• What needs to be done: Write out every entry exactly as it appears.

+++ Input

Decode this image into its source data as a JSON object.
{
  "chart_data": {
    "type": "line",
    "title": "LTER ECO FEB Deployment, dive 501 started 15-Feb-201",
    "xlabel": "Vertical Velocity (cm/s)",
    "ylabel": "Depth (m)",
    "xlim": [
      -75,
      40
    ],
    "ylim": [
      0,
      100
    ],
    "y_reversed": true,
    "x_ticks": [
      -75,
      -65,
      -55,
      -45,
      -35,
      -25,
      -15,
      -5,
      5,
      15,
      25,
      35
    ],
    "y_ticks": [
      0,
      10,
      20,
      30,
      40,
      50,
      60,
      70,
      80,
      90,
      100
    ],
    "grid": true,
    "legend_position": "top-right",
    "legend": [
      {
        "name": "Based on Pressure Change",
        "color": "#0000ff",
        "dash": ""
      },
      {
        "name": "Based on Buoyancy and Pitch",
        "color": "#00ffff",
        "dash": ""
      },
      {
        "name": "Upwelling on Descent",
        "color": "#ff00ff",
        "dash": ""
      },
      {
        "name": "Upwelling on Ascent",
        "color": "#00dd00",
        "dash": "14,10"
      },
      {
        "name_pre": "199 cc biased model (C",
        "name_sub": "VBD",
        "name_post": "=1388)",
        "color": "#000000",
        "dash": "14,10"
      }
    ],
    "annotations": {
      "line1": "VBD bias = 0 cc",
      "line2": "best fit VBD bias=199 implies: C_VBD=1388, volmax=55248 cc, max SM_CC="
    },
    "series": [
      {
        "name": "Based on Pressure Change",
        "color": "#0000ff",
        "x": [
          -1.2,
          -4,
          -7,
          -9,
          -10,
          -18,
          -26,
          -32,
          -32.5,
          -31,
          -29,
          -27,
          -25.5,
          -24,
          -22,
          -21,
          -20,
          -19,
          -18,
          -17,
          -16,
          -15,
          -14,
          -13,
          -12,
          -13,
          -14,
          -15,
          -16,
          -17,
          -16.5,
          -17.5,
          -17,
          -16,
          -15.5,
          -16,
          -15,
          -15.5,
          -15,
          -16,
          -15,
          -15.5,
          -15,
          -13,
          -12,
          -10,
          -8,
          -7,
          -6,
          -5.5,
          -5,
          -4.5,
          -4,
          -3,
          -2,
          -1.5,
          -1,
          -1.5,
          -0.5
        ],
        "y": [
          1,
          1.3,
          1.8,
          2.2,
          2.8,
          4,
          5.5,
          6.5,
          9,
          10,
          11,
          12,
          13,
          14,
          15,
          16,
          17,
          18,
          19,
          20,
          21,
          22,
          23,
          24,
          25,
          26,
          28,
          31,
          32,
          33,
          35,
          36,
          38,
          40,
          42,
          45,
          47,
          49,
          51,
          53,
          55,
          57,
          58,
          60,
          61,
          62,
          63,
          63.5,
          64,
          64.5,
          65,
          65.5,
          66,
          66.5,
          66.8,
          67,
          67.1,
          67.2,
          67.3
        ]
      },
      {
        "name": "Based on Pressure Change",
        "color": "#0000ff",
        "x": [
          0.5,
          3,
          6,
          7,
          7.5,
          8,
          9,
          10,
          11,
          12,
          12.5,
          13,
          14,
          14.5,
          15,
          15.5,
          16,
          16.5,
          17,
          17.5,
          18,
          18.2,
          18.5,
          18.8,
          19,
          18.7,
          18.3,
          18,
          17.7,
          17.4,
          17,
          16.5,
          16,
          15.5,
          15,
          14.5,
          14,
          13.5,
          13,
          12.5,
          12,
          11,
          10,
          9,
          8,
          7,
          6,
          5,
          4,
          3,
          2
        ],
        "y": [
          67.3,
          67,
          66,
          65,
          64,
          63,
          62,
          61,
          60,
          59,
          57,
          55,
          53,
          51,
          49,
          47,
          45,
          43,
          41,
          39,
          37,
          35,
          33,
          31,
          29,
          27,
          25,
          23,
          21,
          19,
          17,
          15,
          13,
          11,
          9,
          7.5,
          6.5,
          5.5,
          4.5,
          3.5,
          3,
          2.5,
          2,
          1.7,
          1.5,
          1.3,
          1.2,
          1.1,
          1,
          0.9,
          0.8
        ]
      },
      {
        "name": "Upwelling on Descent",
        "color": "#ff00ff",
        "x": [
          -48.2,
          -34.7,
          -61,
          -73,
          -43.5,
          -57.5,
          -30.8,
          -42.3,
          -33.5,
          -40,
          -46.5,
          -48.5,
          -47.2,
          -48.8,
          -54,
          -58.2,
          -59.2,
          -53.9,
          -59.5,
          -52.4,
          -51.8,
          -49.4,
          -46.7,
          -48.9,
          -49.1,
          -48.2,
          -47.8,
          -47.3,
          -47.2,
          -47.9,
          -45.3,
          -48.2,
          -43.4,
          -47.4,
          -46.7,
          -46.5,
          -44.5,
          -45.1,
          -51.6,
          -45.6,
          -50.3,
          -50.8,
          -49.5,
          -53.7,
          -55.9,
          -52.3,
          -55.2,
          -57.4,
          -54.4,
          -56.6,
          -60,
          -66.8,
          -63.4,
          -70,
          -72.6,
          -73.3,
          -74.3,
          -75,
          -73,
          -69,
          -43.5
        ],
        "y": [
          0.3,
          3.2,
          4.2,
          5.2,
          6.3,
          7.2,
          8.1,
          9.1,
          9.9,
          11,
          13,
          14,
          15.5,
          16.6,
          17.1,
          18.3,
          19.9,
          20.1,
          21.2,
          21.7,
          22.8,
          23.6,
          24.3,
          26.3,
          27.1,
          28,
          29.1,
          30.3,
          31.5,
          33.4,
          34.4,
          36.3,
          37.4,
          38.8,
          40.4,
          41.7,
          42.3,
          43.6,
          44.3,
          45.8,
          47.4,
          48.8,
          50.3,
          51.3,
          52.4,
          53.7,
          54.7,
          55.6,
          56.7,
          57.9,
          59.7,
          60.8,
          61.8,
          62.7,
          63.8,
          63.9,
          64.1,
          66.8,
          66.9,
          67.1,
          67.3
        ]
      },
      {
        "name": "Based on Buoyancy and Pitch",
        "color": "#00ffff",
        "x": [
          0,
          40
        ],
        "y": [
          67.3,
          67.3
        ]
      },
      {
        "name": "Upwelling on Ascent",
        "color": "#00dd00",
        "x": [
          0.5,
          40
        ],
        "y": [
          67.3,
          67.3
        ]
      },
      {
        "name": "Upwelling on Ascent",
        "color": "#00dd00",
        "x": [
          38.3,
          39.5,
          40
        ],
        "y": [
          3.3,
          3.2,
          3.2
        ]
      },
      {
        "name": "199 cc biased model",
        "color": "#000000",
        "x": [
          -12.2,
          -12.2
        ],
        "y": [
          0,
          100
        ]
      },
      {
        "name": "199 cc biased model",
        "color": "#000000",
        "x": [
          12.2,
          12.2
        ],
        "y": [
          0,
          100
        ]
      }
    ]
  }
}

++++++

• Final answer:
Decode this image into its source data as a JSON object.
{
  "chart_data": {
    "type": "line",
    "title": "LTER ECO FEB Deployment, dive 501 started 15-Feb-201",
    "xlabel": "Vertical Velocity (cm/s)",
    "ylabel": "Depth (m)",
    "xlim": [
      -75,
      40
    ],
    "ylim": [
      0,
      100
    ],
    "y_reversed": true,
    "x_ticks": [
      -75,
      -65,
      -55,
      -45,
      -35,
      -25,
      -15,
      -5,
      5,
      15,
      25,
      35
    ],
    "y_ticks": [
      0,
      10,
      20,
      30,
      40,
      50,
      60,
      70,
      80,
      90,
      100
    ],
    "grid": true,
    "legend_position": "top-right",
    "legend": [
      {
        "name": "Based on Pressure Change",
        "color": "#0000ff",
        "dash": ""
      },
      {
        "name": "Based on Buoyancy and Pitch",
        "color": "#00ffff",
        "dash": ""
      },
      {
        "name": "Upwelling on Descent",
        "color": "#ff00ff",
        "dash": ""
      },
      {
        "name": "Upwelling on Ascent",
        "color": "#00dd00",
        "dash": "14,10"
      },
      {
        "name_pre": "199 cc biased model (C",
        "name_sub": "VBD",
        "name_post": "=1388)",
        "color": "#000000",
        "dash": "14,10"
      }
    ],
    "annotations": {
      "line1": "VBD bias = 0 cc",
      "line2": "best fit VBD bias=199 implies: C_VBD=1388, volmax=55248 cc, max SM_CC="
    },
    "series": [
      {
        "name": "Based on Pressure Change",
        "color": "#0000ff",
        "x": [
          -1.2,
          -4,
          -7,
          -9,
          -10,
          -18,
          -26,
          -32,
          -32.5,
          -31,
          -29,
          -27,
          -25.5,
          -24,
          -22,
          -21,
          -20,
          -19,
          -18,
          -17,
          -16,
          -15,
          -14,
          -13,
          -12,
          -13,
          -14,
          -15,
          -16,
          -17,
          -16.5,
          -17.5,
          -17,
          -16,
          -15.5,
          -16,
          -15,
          -15.5,
          -15,
          -16,
          -15,
          -15.5,
          -15,
          -13,
          -12,
          -10,
          -8,
          -7,
          -6,
          -5.5,
          -5,
          -4.5,
          -4,
          -3,
          -2,
          -1.5,
          -1,
          -1.5,
          -0.5
        ],
        "y": [
          1,
          1.3,
          1.8,
          2.2,
          2.8,
          4,
          5.5,
          6.5,
          9,
          10,
          11,
          12,
          13,
          14,
          15,
          16,
          17,
          18,
          19,
          20,
          21,
          22,
          23,
          24,
          25,
          26,
          28,
          31,
          32,
          33,
          35,
          36,
          38,
          40,
          42,
          45,
          47,
          49,
          51,
          53,
          55,
          57,
          58,
          60,
          61,
          62,
          63,
          63.5,
          64,
          64.5,
          65,
          65.5,
          66,
          66.5,
          66.8,
          67,
          67.1,
          67.2,
          67.3
        ]
      },
      {
        "name": "Based on Pressure Change",
        "color": "#0000ff",
        "x": [
          0.5,
          3,
          6,
          7,
          7.5,
          8,
          9,
          10,
          11,
          12,
          12.5,
          13,
          14,
          14.5,
          15,
          15.5,
          16,
          16.5,
          17,
          17.5,
          18,
          18.2,
          18.5,
          18.8,
          19,
          18.7,
          18.3,
          18,
          17.7,
          17.4,
          17,
          16.5,
          16,
          15.5,
          15,
          14.5,
          14,
          13.5,
          13,
          12.5,
          12,
          11,
          10,
          9,
          8,
          7,
          6,
          5,
          4,
          3,
          2
        ],
        "y": [
          67.3,
          67,
          66,
          65,
          64,
          63,
          62,
          61,
          60,
          59,
          57,
          55,
          53,
          51,
          49,
          47,
          45,
          43,
          41,
          39,
          37,
          35,
          33,
          31,
          29,
          27,
          25,
          23,
          21,
          19,
          17,
          15,
          13,
          11,
          9,
          7.5,
          6.5,
          5.5,
          4.5,
          3.5,
          3,
          2.5,
          2,
          1.7,
          1.5,
          1.3,
          1.2,
          1.1,
          1,
          0.9,
          0.8
        ]
      },
      {
        "name": "Upwelling on Descent",
        "color": "#ff00ff",
        "x": [
          -48.2,
          -34.7,
          -61,
          -73,
          -43.5,
          -57.5,
          -30.8,
          -42.3,
          -33.5,
          -40,
          -46.5,
          -48.5,
          -47.2,
          -48.8,
          -54,
          -58.2,
          -59.2,
          -53.9,
          -59.5,
          -52.4,
          -51.8,
          -49.4,
          -46.7,
          -48.9,
          -49.1,
          -48.2,
          -47.8,
          -47.3,
          -47.2,
          -47.9,
          -45.3,
          -48.2,
          -43.4,
          -47.4,
          -46.7,
          -46.5,
          -44.5,
          -45.1,
          -51.6,
          -45.6,
          -50.3,
          -50.8,
          -49.5,
          -53.7,
          -55.9,
          -52.3,
          -55.2,
          -57.4,
          -54.4,
          -56.6,
          -60,
          -66.8,
          -63.4,
          -70,
          -72.6,
          -73.3,
          -74.3,
          -75,
          -73,
          -69,
          -43.5
        ],
        "y": [
          0.3,
          3.2,
          4.2,
          5.2,
          6.3,
          7.2,
          8.1,
          9.1,
          9.9,
          11,
          13,
          14,
          15.5,
          16.6,
          17.1,
          18.3,
          19.9,
          20.1,
          21.2,
          21.7,
          22.8,
          23.6,
          24.3,
          26.3,
          27.1,
          28,
          29.1,
          30.3,
          31.5,
          33.4,
          34.4,
          36.3,
          37.4,
          38.8,
          40.4,
          41.7,
          42.3,
          43.6,
          44.3,
          45.8,
          47.4,
          48.8,
          50.3,
          51.3,
          52.4,
          53.7,
          54.7,
          55.6,
          56.7,
          57.9,
          59.7,
          60.8,
          61.8,
          62.7,
          63.8,
          63.9,
          64.1,
          66.8,
          66.9,
          67.1,
          67.3
        ]
      },
      {
        "name": "Based on Buoyancy and Pitch",
        "color": "#00ffff",
        "x": [
          0,
          40
        ],
        "y": [
          67.3,
          67.3
        ]
      },
      {
        "name": "Upwelling on Ascent",
        "color": "#00dd00",
        "x": [
          0.5,
          40
        ],
        "y": [
          67.3,
          67.3
        ]
      },
      {
        "name": "Upwelling on Ascent",
        "color": "#00dd00",
        "x": [
          38.3,
          39.5,
          40
        ],
        "y": [
          3.3,
          3.2,
          3.2
        ]
      },
      {
        "name": "199 cc biased model",
        "color": "#000000",
        "x": [
          -12.2,
          -12.2
        ],
        "y": [
          0,
          100
        ]
      },
      {
        "name": "199 cc biased model",
        "color": "#000000",
        "x": [
          12.2,
          12.2
        ],
        "y": [
          0,
          100
        ]
      }
    ]
  }
}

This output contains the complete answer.